Entries from a dataset:
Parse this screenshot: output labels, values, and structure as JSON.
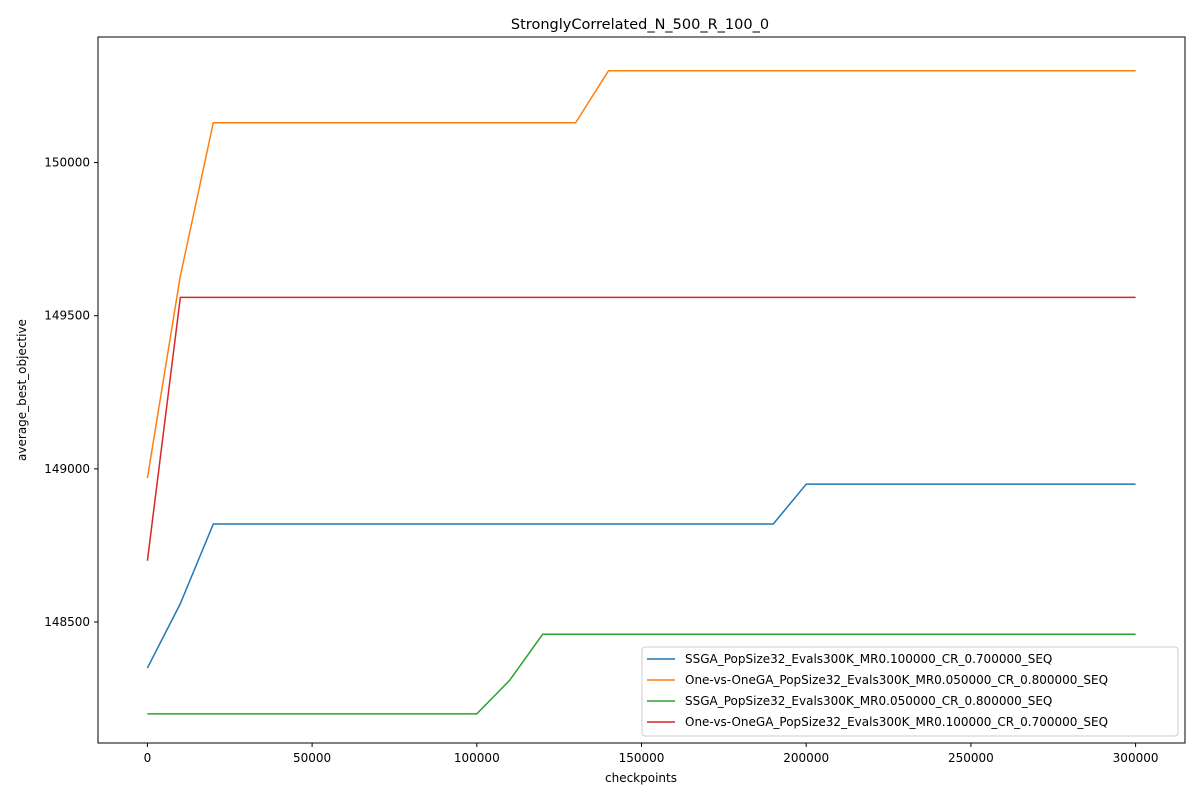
{
  "chart_data": {
    "type": "line",
    "title": "StronglyCorrelated_N_500_R_100_0",
    "xlabel": "checkpoints",
    "ylabel": "average_best_objective",
    "xlim": [
      -15000,
      315000
    ],
    "ylim": [
      148105,
      150410
    ],
    "x_ticks": [
      0,
      50000,
      100000,
      150000,
      200000,
      250000,
      300000
    ],
    "y_ticks": [
      148500,
      149000,
      149500,
      150000
    ],
    "grid": false,
    "legend_position": "lower-right",
    "x": [
      0,
      10000,
      20000,
      30000,
      40000,
      50000,
      60000,
      70000,
      80000,
      90000,
      100000,
      110000,
      120000,
      130000,
      140000,
      150000,
      160000,
      170000,
      180000,
      190000,
      200000,
      210000,
      220000,
      230000,
      240000,
      250000,
      260000,
      270000,
      280000,
      290000,
      300000
    ],
    "series": [
      {
        "name": "SSGA_PopSize32_Evals300K_MR0.100000_CR_0.700000_SEQ",
        "color": "#1f77b4",
        "values": [
          148350,
          148560,
          148820,
          148820,
          148820,
          148820,
          148820,
          148820,
          148820,
          148820,
          148820,
          148820,
          148820,
          148820,
          148820,
          148820,
          148820,
          148820,
          148820,
          148820,
          148950,
          148950,
          148950,
          148950,
          148950,
          148950,
          148950,
          148950,
          148950,
          148950,
          148950
        ]
      },
      {
        "name": "One-vs-OneGA_PopSize32_Evals300K_MR0.050000_CR_0.800000_SEQ",
        "color": "#ff7f0e",
        "values": [
          148970,
          149630,
          150130,
          150130,
          150130,
          150130,
          150130,
          150130,
          150130,
          150130,
          150130,
          150130,
          150130,
          150130,
          150300,
          150300,
          150300,
          150300,
          150300,
          150300,
          150300,
          150300,
          150300,
          150300,
          150300,
          150300,
          150300,
          150300,
          150300,
          150300,
          150300
        ]
      },
      {
        "name": "SSGA_PopSize32_Evals300K_MR0.050000_CR_0.800000_SEQ",
        "color": "#2ca02c",
        "values": [
          148200,
          148200,
          148200,
          148200,
          148200,
          148200,
          148200,
          148200,
          148200,
          148200,
          148200,
          148310,
          148460,
          148460,
          148460,
          148460,
          148460,
          148460,
          148460,
          148460,
          148460,
          148460,
          148460,
          148460,
          148460,
          148460,
          148460,
          148460,
          148460,
          148460,
          148460
        ]
      },
      {
        "name": "One-vs-OneGA_PopSize32_Evals300K_MR0.100000_CR_0.700000_SEQ",
        "color": "#d62728",
        "values": [
          148700,
          149560,
          149560,
          149560,
          149560,
          149560,
          149560,
          149560,
          149560,
          149560,
          149560,
          149560,
          149560,
          149560,
          149560,
          149560,
          149560,
          149560,
          149560,
          149560,
          149560,
          149560,
          149560,
          149560,
          149560,
          149560,
          149560,
          149560,
          149560,
          149560,
          149560
        ]
      }
    ]
  }
}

> [STATED TASK]
Copy the records above exactly, omitting every picture.

> [WRITTEN ANSWER]
Parse this screenshot: output labels, values, and structure as JSON.
{
  "chart_data": {
    "type": "line",
    "title": "StronglyCorrelated_N_500_R_100_0",
    "xlabel": "checkpoints",
    "ylabel": "average_best_objective",
    "xlim": [
      -15000,
      315000
    ],
    "ylim": [
      148105,
      150410
    ],
    "x_ticks": [
      0,
      50000,
      100000,
      150000,
      200000,
      250000,
      300000
    ],
    "y_ticks": [
      148500,
      149000,
      149500,
      150000
    ],
    "grid": false,
    "legend_position": "lower-right",
    "x": [
      0,
      10000,
      20000,
      30000,
      40000,
      50000,
      60000,
      70000,
      80000,
      90000,
      100000,
      110000,
      120000,
      130000,
      140000,
      150000,
      160000,
      170000,
      180000,
      190000,
      200000,
      210000,
      220000,
      230000,
      240000,
      250000,
      260000,
      270000,
      280000,
      290000,
      300000
    ],
    "series": [
      {
        "name": "SSGA_PopSize32_Evals300K_MR0.100000_CR_0.700000_SEQ",
        "color": "#1f77b4",
        "values": [
          148350,
          148560,
          148820,
          148820,
          148820,
          148820,
          148820,
          148820,
          148820,
          148820,
          148820,
          148820,
          148820,
          148820,
          148820,
          148820,
          148820,
          148820,
          148820,
          148820,
          148950,
          148950,
          148950,
          148950,
          148950,
          148950,
          148950,
          148950,
          148950,
          148950,
          148950
        ]
      },
      {
        "name": "One-vs-OneGA_PopSize32_Evals300K_MR0.050000_CR_0.800000_SEQ",
        "color": "#ff7f0e",
        "values": [
          148970,
          149630,
          150130,
          150130,
          150130,
          150130,
          150130,
          150130,
          150130,
          150130,
          150130,
          150130,
          150130,
          150130,
          150300,
          150300,
          150300,
          150300,
          150300,
          150300,
          150300,
          150300,
          150300,
          150300,
          150300,
          150300,
          150300,
          150300,
          150300,
          150300,
          150300
        ]
      },
      {
        "name": "SSGA_PopSize32_Evals300K_MR0.050000_CR_0.800000_SEQ",
        "color": "#2ca02c",
        "values": [
          148200,
          148200,
          148200,
          148200,
          148200,
          148200,
          148200,
          148200,
          148200,
          148200,
          148200,
          148310,
          148460,
          148460,
          148460,
          148460,
          148460,
          148460,
          148460,
          148460,
          148460,
          148460,
          148460,
          148460,
          148460,
          148460,
          148460,
          148460,
          148460,
          148460,
          148460
        ]
      },
      {
        "name": "One-vs-OneGA_PopSize32_Evals300K_MR0.100000_CR_0.700000_SEQ",
        "color": "#d62728",
        "values": [
          148700,
          149560,
          149560,
          149560,
          149560,
          149560,
          149560,
          149560,
          149560,
          149560,
          149560,
          149560,
          149560,
          149560,
          149560,
          149560,
          149560,
          149560,
          149560,
          149560,
          149560,
          149560,
          149560,
          149560,
          149560,
          149560,
          149560,
          149560,
          149560,
          149560,
          149560
        ]
      }
    ]
  }
}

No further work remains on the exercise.